• Exercise:
Transcribe every entry word for word. Skip the pictures.

Records contained in a dataset:
--- start ---

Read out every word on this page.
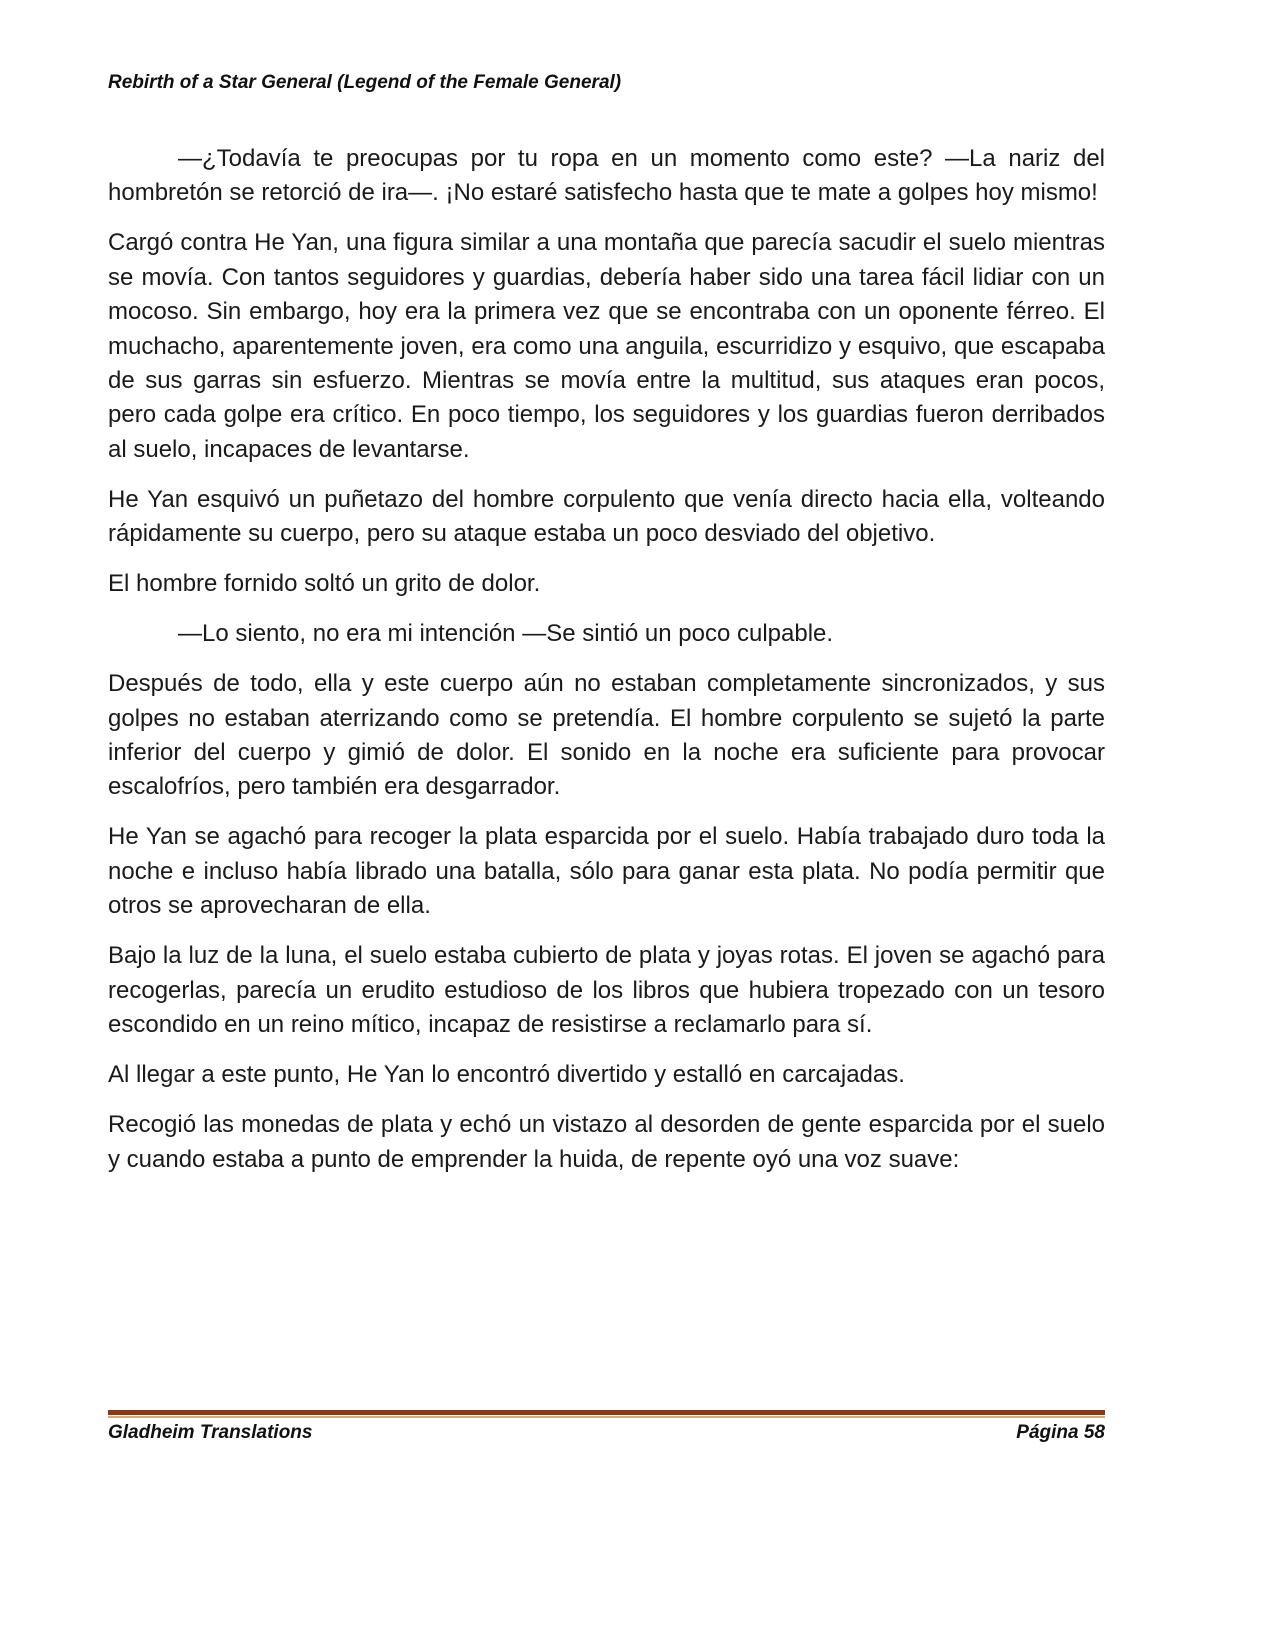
Rebirth of a Star General (Legend of the Female General)

—¿Todavía te preocupas por tu ropa en un momento como este? —La nariz del hombretón se retorció de ira—. ¡No estaré satisfecho hasta que te mate a golpes hoy mismo!

Cargó contra He Yan, una figura similar a una montaña que parecía sacudir el suelo mientras se movía. Con tantos seguidores y guardias, debería haber sido una tarea fácil lidiar con un mocoso. Sin embargo, hoy era la primera vez que se encontraba con un oponente férreo. El muchacho, aparentemente joven, era como una anguila, escurridizo y esquivo, que escapaba de sus garras sin esfuerzo. Mientras se movía entre la multitud, sus ataques eran pocos, pero cada golpe era crítico. En poco tiempo, los seguidores y los guardias fueron derribados al suelo, incapaces de levantarse.

He Yan esquivó un puñetazo del hombre corpulento que venía directo hacia ella, volteando rápidamente su cuerpo, pero su ataque estaba un poco desviado del objetivo.

El hombre fornido soltó un grito de dolor.

—Lo siento, no era mi intención —Se sintió un poco culpable.

Después de todo, ella y este cuerpo aún no estaban completamente sincronizados, y sus golpes no estaban aterrizando como se pretendía. El hombre corpulento se sujetó la parte inferior del cuerpo y gimió de dolor. El sonido en la noche era suficiente para provocar escalofríos, pero también era desgarrador.

He Yan se agachó para recoger la plata esparcida por el suelo. Había trabajado duro toda la noche e incluso había librado una batalla, sólo para ganar esta plata. No podía permitir que otros se aprovecharan de ella.

Bajo la luz de la luna, el suelo estaba cubierto de plata y joyas rotas. El joven se agachó para recogerlas, parecía un erudito estudioso de los libros que hubiera tropezado con un tesoro escondido en un reino mítico, incapaz de resistirse a reclamarlo para sí.

Al llegar a este punto, He Yan lo encontró divertido y estalló en carcajadas.

Recogió las monedas de plata y echó un vistazo al desorden de gente esparcida por el suelo y cuando estaba a punto de emprender la huida, de repente oyó una voz suave:

Gladheim Translations	Página 58
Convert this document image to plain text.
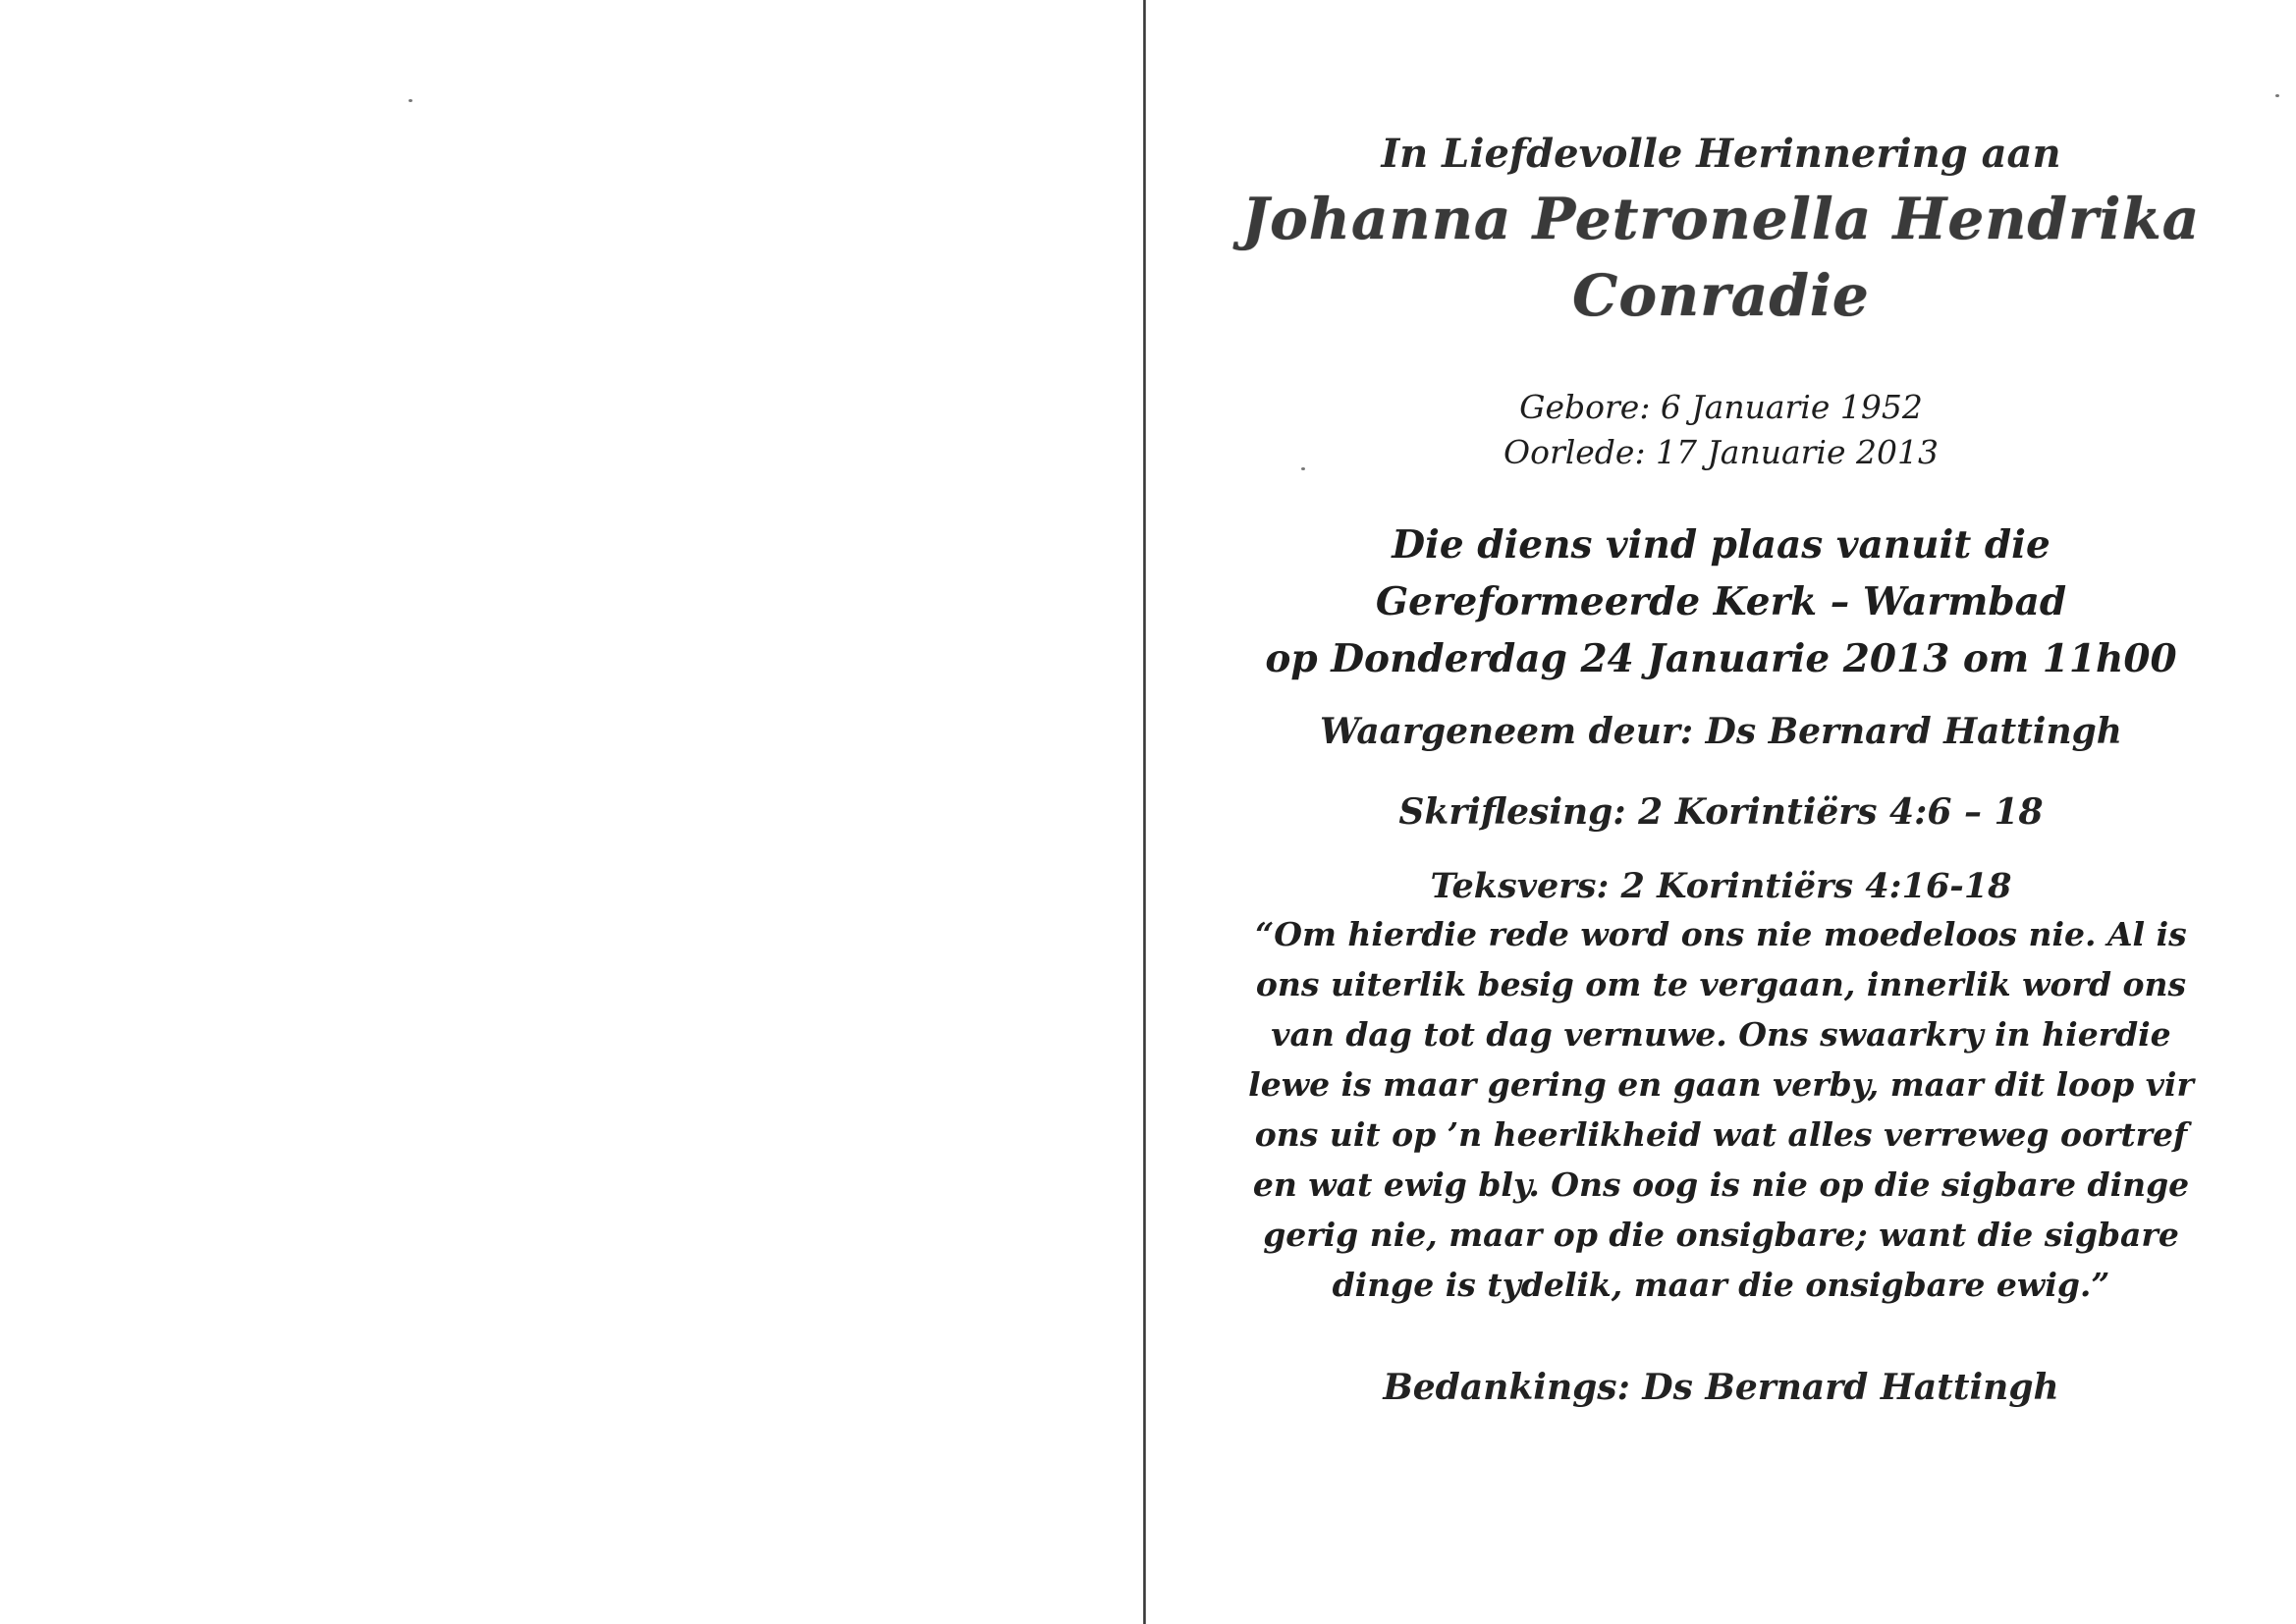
In Liefdevolle Herinnering aan

Johanna Petronella Hendrika

Conradie

Gebore: 6 Januarie 1952

Oorlede: 17 Januarie 2013

Die diens vind plaas vanuit die

Gereformeerde Kerk – Warmbad

op Donderdag 24 Januarie 2013 om 11h00

Waargeneem deur: Ds Bernard Hattingh

Skriflesing: 2 Korintiërs 4:6 – 18

Teksvers: 2 Korintiërs 4:16-18

“Om hierdie rede word ons nie moedeloos nie. Al is

ons uiterlik besig om te vergaan, innerlik word ons

van dag tot dag vernuwe. Ons swaarkry in hierdie

lewe is maar gering en gaan verby, maar dit loop vir

ons uit op ’n heerlikheid wat alles verreweg oortref

en wat ewig bly. Ons oog is nie op die sigbare dinge

gerig nie, maar op die onsigbare; want die sigbare

dinge is tydelik, maar die onsigbare ewig.”

Bedankings: Ds Bernard Hattingh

--- end ---

• Written solution:
Read out every word on this page.
Rebirth of a Star General (Legend of the Female General)

—¿Todavía te preocupas por tu ropa en un momento como este? —La nariz del hombretón se retorció de ira—. ¡No estaré satisfecho hasta que te mate a golpes hoy mismo!

Cargó contra He Yan, una figura similar a una montaña que parecía sacudir el suelo mientras se movía. Con tantos seguidores y guardias, debería haber sido una tarea fácil lidiar con un mocoso. Sin embargo, hoy era la primera vez que se encontraba con un oponente férreo. El muchacho, aparentemente joven, era como una anguila, escurridizo y esquivo, que escapaba de sus garras sin esfuerzo. Mientras se movía entre la multitud, sus ataques eran pocos, pero cada golpe era crítico. En poco tiempo, los seguidores y los guardias fueron derribados al suelo, incapaces de levantarse.

He Yan esquivó un puñetazo del hombre corpulento que venía directo hacia ella, volteando rápidamente su cuerpo, pero su ataque estaba un poco desviado del objetivo.

El hombre fornido soltó un grito de dolor.

—Lo siento, no era mi intención —Se sintió un poco culpable.

Después de todo, ella y este cuerpo aún no estaban completamente sincronizados, y sus golpes no estaban aterrizando como se pretendía. El hombre corpulento se sujetó la parte inferior del cuerpo y gimió de dolor. El sonido en la noche era suficiente para provocar escalofríos, pero también era desgarrador.

He Yan se agachó para recoger la plata esparcida por el suelo. Había trabajado duro toda la noche e incluso había librado una batalla, sólo para ganar esta plata. No podía permitir que otros se aprovecharan de ella.

Bajo la luz de la luna, el suelo estaba cubierto de plata y joyas rotas. El joven se agachó para recogerlas, parecía un erudito estudioso de los libros que hubiera tropezado con un tesoro escondido en un reino mítico, incapaz de resistirse a reclamarlo para sí.

Al llegar a este punto, He Yan lo encontró divertido y estalló en carcajadas.

Recogió las monedas de plata y echó un vistazo al desorden de gente esparcida por el suelo y cuando estaba a punto de emprender la huida, de repente oyó una voz suave:

Gladheim Translations	Página 58
Convert this document image to plain text.
In Liefdevolle Herinnering aan

Johanna Petronella Hendrika

Conradie

Gebore: 6 Januarie 1952

Oorlede: 17 Januarie 2013

Die diens vind plaas vanuit die

Gereformeerde Kerk – Warmbad

op Donderdag 24 Januarie 2013 om 11h00

Waargeneem deur: Ds Bernard Hattingh

Skriflesing: 2 Korintiërs 4:6 – 18

Teksvers: 2 Korintiërs 4:16-18

“Om hierdie rede word ons nie moedeloos nie. Al is

ons uiterlik besig om te vergaan, innerlik word ons

van dag tot dag vernuwe. Ons swaarkry in hierdie

lewe is maar gering en gaan verby, maar dit loop vir

ons uit op ’n heerlikheid wat alles verreweg oortref

en wat ewig bly. Ons oog is nie op die sigbare dinge

gerig nie, maar op die onsigbare; want die sigbare

dinge is tydelik, maar die onsigbare ewig.”

Bedankings: Ds Bernard Hattingh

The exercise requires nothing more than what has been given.